**Task list:**
• 1. Answer these from the passage on imagination and social systems, one line each:
(a) What does the writer say we need to be most wary of at this point in time?
(b) What poem is mentioned as quoted upthread?
(c) What does the writer call a very powerful tool?
• 2. Write out everything in the passage on imagination and social systems from "There does seem" down to "country and worldwide.".
• 3. Write what comes next in the passage on imagination and social systems, picking up after its final sentence.

**Document segment:**

There does seem to be a lot of hand-wringing about things like, "But this sort of change implies violent revolution", and "But what could you possibly replace Capitalism with?", and "But we couldn't have laptops without Capitalism", and... you get the picture.

My purpose in posting this is not to denigrate anyone's opinion. I know that these concerns are real. However, at this point in time, I think that what we need to be most wary of is failure of imagination. See, we humans have this uncanny knack of being able to think things into existence. It isn't that simple, of course -- effort is required after the thing is conceptualized! However, it is still a facility that is unique to humans as far as we know, and it is high time we began to make use of it for our social systems, both in this country and worldwide.

No I'm not talking about PNAC type plans for world domination. :-) And I do realize that organizing will be required, something I know nothing about. But it seems to me -- as quoted in the Shelly poem upthread -- that we, the "little people" of the world, *do* have power, if only we will take it into our hands. And with the Internet we have a very powerful tool to use.

**Data:**
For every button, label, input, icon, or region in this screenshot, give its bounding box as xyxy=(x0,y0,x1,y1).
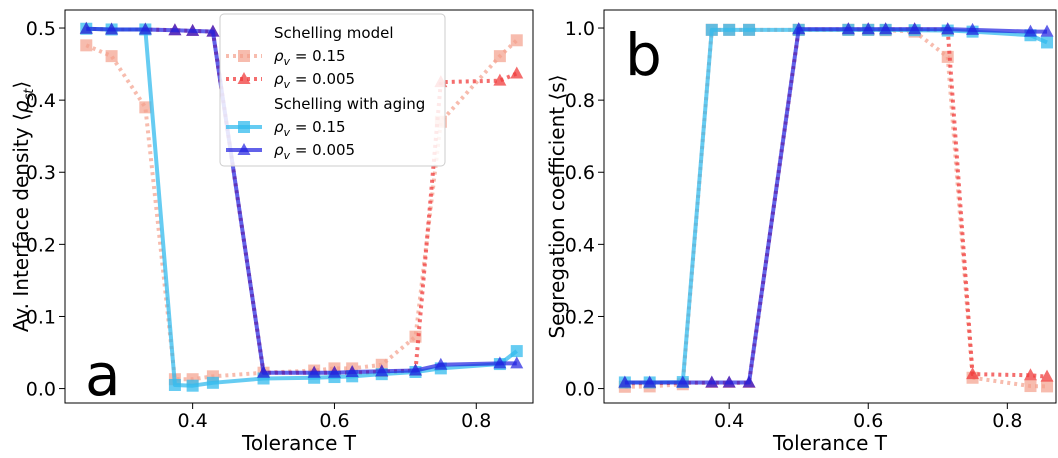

**Answers to the exercises:**
• 1.
(a) Failure of imagination.
(b) The Shelly poem.
(c) The Internet.

• 2.
There does seem to be a lot of hand-wringing about things like, "But this sort of change implies violent revolution", and "But what could you possibly replace Capitalism with?", and "But we couldn't have laptops without Capitalism", and... you get the picture.

My purpose in posting this is not to denigrate anyone's opinion. I know that these concerns are real. However, at this point in time, I think that what we need to be most wary of is failure of imagination. See, we humans have this uncanny knack of being able to think things into existence. It isn't that simple, of course -- effort is required after the thing is conceptualized! However, it is still a facility that is unique to humans as far as we know, and it is high time we began to make use of it for our social systems, both in this country and worldwide.

• 3.
My thought is that what we really need to do is to find that commonality of interest that can spark a revolution in thought, such that people really begin to realize the power they have in unity of purpose, where people really do see their common interest in minimum standards of wages, health care, environmental protections, etc. If somehow that can be harnessed into actions en masse, not violence but general-strike type things, or boycotts as appropriate, then we could see real change.

Oh well, just daydreaming on a Saturday afternoon...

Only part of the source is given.